Pick out each line of the records in which the word "document" appears.

## Data lines
⟨
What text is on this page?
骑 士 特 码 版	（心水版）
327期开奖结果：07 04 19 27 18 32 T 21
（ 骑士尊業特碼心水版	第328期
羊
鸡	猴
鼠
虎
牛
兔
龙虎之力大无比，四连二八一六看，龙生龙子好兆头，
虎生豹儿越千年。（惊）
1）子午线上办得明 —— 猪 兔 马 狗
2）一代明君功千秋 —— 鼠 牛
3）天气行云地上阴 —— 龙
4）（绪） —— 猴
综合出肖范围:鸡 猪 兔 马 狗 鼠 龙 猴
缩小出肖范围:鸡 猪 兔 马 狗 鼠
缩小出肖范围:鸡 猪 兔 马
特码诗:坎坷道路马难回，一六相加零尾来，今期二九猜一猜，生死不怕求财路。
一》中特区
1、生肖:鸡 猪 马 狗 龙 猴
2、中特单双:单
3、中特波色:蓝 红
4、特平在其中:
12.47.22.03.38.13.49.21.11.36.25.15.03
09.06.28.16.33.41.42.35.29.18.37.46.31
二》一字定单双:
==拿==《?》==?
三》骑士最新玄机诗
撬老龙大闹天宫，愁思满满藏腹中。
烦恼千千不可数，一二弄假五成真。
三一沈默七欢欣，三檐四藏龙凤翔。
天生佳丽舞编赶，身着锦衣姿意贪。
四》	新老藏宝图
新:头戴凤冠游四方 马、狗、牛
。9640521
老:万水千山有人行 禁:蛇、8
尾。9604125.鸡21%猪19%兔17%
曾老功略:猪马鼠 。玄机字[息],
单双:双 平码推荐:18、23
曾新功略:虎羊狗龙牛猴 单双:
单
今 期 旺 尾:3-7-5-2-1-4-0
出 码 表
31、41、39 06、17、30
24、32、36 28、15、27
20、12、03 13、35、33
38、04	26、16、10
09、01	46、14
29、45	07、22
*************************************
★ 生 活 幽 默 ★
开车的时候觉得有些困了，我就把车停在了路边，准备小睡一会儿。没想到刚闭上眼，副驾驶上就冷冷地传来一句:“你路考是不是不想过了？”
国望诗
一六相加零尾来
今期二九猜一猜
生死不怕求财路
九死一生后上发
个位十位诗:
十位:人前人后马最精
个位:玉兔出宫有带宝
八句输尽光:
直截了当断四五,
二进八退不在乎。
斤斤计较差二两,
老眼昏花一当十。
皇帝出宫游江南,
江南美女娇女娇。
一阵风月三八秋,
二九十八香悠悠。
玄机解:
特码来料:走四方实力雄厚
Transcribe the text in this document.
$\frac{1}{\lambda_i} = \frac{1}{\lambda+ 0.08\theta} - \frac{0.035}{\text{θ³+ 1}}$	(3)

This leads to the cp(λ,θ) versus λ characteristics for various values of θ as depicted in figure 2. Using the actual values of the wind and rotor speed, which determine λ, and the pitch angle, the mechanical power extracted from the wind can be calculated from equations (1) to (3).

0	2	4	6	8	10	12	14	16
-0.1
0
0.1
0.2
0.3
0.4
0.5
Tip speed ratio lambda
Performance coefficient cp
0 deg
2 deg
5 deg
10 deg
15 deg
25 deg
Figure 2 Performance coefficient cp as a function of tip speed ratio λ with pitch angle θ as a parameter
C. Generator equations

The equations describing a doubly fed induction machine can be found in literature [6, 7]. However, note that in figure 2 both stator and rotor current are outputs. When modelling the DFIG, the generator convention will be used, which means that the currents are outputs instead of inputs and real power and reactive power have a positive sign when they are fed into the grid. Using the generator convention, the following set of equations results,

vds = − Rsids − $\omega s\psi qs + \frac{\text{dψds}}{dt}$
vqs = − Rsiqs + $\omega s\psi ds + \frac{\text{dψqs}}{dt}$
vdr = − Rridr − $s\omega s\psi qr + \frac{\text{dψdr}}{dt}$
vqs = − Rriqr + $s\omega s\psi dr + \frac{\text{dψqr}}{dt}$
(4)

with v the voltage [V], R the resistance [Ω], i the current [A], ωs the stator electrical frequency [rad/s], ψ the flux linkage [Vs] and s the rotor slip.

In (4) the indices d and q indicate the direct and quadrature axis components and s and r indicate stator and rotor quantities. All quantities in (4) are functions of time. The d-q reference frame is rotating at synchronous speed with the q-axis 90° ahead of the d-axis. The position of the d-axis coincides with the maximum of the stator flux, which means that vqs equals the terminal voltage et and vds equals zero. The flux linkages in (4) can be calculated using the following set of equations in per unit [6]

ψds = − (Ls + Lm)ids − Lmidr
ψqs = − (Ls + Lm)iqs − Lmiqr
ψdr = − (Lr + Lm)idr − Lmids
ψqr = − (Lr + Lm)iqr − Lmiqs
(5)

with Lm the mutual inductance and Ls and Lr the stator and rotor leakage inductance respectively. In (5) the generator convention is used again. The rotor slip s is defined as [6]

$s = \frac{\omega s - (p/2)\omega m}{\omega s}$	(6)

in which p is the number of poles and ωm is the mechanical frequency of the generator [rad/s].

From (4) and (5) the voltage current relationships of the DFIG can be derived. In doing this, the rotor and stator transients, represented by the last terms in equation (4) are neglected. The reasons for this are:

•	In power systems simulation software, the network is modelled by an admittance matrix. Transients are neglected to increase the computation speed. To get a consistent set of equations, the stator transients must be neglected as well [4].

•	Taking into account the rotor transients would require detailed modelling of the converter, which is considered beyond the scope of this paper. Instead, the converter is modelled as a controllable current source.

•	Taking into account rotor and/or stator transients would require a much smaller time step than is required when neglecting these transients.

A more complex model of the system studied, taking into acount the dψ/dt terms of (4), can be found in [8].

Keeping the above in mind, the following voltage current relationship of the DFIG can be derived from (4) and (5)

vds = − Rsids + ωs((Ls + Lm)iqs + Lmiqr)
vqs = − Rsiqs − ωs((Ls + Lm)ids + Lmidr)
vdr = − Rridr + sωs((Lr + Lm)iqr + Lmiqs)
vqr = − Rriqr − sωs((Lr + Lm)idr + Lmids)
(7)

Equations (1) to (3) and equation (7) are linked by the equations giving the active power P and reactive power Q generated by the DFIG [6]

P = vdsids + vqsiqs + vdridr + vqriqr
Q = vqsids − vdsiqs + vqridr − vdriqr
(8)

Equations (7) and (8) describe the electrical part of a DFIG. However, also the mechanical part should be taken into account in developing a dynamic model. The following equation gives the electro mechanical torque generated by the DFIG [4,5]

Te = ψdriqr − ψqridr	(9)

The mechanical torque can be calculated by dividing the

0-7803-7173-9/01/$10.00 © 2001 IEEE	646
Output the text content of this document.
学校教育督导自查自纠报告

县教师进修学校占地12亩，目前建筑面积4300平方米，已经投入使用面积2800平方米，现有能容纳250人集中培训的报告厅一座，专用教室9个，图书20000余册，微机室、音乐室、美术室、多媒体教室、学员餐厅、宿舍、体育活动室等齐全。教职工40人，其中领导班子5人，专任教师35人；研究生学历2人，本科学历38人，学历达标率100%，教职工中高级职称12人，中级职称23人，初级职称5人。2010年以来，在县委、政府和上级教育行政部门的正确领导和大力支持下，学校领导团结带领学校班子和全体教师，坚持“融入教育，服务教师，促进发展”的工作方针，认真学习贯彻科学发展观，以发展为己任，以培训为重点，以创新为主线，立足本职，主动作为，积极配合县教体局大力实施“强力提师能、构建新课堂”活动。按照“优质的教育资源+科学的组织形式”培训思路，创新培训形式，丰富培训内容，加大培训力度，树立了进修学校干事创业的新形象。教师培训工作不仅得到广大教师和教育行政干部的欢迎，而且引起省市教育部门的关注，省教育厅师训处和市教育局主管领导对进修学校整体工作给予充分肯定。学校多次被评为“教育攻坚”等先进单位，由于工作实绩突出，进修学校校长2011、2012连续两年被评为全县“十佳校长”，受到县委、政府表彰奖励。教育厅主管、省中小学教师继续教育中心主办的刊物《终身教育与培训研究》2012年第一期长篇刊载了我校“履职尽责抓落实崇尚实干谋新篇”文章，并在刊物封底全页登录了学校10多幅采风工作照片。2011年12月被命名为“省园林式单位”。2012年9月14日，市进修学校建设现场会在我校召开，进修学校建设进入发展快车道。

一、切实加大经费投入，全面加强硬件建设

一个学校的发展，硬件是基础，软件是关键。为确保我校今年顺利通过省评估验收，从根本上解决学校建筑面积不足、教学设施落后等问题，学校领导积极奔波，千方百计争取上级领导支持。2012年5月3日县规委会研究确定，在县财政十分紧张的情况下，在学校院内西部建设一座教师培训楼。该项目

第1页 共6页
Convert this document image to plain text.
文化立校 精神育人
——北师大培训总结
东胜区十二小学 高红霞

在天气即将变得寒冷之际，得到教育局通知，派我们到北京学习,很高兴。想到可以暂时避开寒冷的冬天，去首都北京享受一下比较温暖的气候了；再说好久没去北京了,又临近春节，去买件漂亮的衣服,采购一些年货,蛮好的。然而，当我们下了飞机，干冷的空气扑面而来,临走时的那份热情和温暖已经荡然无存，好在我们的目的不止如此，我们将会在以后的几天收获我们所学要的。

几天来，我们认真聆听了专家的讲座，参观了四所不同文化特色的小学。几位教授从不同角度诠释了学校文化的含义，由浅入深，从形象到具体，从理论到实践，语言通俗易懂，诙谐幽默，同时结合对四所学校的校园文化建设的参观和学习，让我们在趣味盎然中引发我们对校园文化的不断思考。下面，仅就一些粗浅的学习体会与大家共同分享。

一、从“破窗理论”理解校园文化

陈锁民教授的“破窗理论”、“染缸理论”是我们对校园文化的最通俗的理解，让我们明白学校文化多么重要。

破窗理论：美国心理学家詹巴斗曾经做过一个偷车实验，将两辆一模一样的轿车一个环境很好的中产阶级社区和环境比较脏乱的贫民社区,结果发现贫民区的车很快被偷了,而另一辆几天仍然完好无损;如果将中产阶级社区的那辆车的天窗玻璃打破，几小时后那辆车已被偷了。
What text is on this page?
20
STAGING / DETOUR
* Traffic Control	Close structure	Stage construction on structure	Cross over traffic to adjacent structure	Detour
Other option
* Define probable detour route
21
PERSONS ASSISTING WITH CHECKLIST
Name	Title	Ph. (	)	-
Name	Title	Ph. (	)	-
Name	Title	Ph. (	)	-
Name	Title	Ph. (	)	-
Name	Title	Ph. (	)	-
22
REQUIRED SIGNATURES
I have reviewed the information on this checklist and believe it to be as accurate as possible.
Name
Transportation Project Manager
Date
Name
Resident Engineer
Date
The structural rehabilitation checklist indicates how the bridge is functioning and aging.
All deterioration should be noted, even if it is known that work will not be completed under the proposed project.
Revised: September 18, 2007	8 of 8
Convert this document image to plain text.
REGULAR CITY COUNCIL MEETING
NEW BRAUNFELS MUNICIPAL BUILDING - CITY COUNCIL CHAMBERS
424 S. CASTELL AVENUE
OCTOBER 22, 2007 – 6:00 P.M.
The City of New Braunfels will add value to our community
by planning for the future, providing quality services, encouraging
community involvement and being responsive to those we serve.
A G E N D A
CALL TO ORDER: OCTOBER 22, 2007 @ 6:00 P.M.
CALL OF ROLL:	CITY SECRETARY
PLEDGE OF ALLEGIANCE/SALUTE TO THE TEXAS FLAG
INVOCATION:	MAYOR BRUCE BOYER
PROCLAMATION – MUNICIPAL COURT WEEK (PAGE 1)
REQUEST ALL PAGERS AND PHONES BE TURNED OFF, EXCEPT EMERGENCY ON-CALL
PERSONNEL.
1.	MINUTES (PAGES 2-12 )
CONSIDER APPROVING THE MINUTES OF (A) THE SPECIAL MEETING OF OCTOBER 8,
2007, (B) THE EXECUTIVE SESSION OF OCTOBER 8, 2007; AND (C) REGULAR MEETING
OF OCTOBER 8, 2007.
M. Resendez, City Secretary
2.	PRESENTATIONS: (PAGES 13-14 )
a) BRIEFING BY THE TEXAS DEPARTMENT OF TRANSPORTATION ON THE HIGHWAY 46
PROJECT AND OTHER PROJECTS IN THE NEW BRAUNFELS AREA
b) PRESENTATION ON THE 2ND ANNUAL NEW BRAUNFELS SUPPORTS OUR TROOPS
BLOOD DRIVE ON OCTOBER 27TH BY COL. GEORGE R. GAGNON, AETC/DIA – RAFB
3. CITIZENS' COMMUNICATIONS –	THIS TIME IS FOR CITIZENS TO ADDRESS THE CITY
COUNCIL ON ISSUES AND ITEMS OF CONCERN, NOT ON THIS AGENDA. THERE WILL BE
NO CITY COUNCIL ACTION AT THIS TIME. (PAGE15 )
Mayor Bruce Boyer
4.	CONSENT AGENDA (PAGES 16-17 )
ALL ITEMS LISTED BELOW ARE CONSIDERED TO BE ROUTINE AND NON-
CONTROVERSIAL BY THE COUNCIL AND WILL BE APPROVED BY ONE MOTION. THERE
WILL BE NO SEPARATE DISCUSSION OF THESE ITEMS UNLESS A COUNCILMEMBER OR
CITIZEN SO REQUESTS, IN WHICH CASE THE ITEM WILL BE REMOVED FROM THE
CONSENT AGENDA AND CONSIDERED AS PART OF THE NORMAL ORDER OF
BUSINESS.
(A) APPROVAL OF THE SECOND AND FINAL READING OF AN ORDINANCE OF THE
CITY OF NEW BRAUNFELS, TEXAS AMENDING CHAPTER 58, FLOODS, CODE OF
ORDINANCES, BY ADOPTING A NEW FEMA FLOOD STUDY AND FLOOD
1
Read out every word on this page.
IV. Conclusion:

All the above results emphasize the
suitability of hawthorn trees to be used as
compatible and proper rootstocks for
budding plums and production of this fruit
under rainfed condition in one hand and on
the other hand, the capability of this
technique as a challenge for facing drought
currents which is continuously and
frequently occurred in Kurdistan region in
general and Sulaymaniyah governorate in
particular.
⟩
## Finished exercise
Transcribe the text in this document.
Output the text content of this document.
Convert this document image to plain text.
Convert this document image to plain text.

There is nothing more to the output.